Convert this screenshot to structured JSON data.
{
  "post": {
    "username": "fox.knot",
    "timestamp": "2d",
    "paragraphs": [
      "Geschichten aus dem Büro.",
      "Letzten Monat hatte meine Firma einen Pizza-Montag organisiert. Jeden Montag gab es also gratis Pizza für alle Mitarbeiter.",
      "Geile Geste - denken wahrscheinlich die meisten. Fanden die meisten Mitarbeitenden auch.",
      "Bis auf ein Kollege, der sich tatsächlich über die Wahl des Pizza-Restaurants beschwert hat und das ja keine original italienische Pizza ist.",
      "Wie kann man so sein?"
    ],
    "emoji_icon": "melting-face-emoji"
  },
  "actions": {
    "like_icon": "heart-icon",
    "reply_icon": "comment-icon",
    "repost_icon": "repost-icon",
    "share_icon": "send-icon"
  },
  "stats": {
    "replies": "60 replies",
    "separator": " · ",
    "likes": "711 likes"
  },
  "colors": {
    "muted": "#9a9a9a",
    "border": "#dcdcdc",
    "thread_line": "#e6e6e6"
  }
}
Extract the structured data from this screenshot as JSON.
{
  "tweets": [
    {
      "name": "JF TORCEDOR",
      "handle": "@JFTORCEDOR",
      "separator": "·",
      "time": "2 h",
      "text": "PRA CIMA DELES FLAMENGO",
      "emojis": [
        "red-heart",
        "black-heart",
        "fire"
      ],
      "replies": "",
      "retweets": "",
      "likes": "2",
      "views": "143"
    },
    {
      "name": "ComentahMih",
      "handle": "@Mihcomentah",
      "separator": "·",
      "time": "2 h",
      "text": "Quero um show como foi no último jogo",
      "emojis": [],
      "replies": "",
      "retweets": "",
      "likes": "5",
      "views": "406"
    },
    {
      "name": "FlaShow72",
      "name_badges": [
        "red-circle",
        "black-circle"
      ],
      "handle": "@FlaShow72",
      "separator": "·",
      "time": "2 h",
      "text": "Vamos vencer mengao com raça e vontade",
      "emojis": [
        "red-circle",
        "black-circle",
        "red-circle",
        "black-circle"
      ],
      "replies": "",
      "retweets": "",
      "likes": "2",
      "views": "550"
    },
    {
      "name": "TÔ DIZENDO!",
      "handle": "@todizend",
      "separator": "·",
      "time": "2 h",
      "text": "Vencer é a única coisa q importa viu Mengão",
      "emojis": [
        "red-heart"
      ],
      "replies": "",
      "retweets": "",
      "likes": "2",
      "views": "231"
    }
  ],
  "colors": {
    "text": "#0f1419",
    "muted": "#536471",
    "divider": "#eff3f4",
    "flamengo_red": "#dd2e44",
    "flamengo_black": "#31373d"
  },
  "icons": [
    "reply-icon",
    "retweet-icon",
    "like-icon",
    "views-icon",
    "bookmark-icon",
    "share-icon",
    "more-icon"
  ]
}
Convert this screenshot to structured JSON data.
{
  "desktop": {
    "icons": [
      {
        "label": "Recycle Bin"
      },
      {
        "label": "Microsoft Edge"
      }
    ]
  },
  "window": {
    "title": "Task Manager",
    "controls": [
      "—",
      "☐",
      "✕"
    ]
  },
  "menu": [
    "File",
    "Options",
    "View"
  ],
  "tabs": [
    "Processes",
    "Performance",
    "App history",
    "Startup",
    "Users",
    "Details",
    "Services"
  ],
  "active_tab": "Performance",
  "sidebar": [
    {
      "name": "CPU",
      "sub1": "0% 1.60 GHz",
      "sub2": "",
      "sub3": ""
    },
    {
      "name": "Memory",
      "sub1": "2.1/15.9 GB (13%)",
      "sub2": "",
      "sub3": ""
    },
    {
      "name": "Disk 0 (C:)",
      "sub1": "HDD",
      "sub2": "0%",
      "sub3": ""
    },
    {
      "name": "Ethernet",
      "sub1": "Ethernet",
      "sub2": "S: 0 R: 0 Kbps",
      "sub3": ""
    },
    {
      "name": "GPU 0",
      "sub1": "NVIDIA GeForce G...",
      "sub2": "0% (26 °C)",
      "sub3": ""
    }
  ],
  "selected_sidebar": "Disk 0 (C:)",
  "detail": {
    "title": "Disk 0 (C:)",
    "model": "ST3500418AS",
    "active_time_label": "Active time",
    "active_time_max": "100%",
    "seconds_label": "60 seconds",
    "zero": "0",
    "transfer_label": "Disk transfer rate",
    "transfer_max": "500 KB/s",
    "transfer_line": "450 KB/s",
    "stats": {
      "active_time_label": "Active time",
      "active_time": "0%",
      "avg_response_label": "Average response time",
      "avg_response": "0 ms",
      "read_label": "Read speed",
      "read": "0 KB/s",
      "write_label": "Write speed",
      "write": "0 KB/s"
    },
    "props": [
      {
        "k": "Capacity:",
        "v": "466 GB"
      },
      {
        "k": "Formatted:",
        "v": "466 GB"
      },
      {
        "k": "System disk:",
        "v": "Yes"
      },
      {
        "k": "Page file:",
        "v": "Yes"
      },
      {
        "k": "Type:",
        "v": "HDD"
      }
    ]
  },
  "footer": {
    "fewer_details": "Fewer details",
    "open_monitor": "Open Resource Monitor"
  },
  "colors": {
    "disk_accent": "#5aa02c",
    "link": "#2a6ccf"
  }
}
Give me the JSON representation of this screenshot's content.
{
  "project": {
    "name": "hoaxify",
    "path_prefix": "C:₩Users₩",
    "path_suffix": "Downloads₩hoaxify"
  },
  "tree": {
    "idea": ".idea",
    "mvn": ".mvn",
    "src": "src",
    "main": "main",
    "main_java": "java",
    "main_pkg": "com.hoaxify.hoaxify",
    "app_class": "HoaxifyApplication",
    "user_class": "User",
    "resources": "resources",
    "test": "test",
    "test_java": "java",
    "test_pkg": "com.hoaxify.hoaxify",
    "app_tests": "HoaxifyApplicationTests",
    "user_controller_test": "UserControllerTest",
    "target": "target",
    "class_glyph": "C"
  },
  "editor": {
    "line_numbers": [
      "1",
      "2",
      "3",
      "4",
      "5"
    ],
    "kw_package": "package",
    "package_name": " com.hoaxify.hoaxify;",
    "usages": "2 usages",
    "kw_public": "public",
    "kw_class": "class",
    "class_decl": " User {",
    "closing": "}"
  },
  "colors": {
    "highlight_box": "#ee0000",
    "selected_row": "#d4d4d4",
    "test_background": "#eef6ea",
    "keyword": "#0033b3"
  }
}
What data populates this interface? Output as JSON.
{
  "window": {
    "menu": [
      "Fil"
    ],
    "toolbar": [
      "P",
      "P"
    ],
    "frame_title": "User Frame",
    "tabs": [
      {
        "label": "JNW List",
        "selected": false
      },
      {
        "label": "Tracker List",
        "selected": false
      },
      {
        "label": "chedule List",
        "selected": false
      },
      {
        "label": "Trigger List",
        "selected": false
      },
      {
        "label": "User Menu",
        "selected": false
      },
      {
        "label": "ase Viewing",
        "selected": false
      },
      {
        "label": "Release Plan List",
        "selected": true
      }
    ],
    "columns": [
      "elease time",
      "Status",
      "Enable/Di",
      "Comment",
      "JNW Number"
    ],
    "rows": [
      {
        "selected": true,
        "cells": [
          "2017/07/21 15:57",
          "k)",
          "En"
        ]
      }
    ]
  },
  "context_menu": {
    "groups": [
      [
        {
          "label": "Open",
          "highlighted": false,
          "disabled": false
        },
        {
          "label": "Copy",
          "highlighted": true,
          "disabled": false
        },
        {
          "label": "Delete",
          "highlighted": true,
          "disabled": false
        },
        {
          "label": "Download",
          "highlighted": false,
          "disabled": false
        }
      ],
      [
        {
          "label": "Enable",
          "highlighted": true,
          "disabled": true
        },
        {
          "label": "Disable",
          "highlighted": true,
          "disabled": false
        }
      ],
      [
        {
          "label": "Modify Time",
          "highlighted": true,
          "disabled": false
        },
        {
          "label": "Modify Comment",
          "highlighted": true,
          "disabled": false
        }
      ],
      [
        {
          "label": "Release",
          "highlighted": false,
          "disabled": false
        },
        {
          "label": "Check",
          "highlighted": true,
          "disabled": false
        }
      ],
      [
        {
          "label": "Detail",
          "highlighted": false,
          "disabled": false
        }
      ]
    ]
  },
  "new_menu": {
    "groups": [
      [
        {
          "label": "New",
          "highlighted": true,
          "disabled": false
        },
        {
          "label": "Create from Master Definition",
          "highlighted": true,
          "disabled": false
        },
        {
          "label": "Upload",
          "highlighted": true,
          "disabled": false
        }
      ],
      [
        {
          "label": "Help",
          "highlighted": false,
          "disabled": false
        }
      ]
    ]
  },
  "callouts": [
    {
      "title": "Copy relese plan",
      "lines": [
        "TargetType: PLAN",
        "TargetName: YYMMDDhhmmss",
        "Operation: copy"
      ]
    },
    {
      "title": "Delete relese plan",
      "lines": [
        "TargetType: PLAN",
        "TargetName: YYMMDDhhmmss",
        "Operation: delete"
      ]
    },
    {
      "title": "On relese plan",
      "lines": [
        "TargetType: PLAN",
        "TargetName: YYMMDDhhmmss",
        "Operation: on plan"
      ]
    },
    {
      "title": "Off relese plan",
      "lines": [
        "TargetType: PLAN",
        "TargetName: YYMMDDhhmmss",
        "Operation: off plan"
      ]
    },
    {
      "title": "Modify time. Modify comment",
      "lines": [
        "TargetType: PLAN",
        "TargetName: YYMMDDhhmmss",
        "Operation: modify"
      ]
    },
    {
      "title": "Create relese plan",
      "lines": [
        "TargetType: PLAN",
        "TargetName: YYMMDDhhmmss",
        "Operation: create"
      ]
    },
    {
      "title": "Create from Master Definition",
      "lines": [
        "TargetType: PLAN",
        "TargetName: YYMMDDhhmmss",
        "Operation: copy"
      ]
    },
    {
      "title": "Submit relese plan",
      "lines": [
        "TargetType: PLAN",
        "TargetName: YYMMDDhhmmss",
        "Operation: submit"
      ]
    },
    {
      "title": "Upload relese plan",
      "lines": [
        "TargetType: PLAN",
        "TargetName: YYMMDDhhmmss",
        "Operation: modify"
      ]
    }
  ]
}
■ ■ ■
■ DIRECTIVE: Return only the count of lines in the records that hold the word "views".

■ SOLVED EXERCISE: 5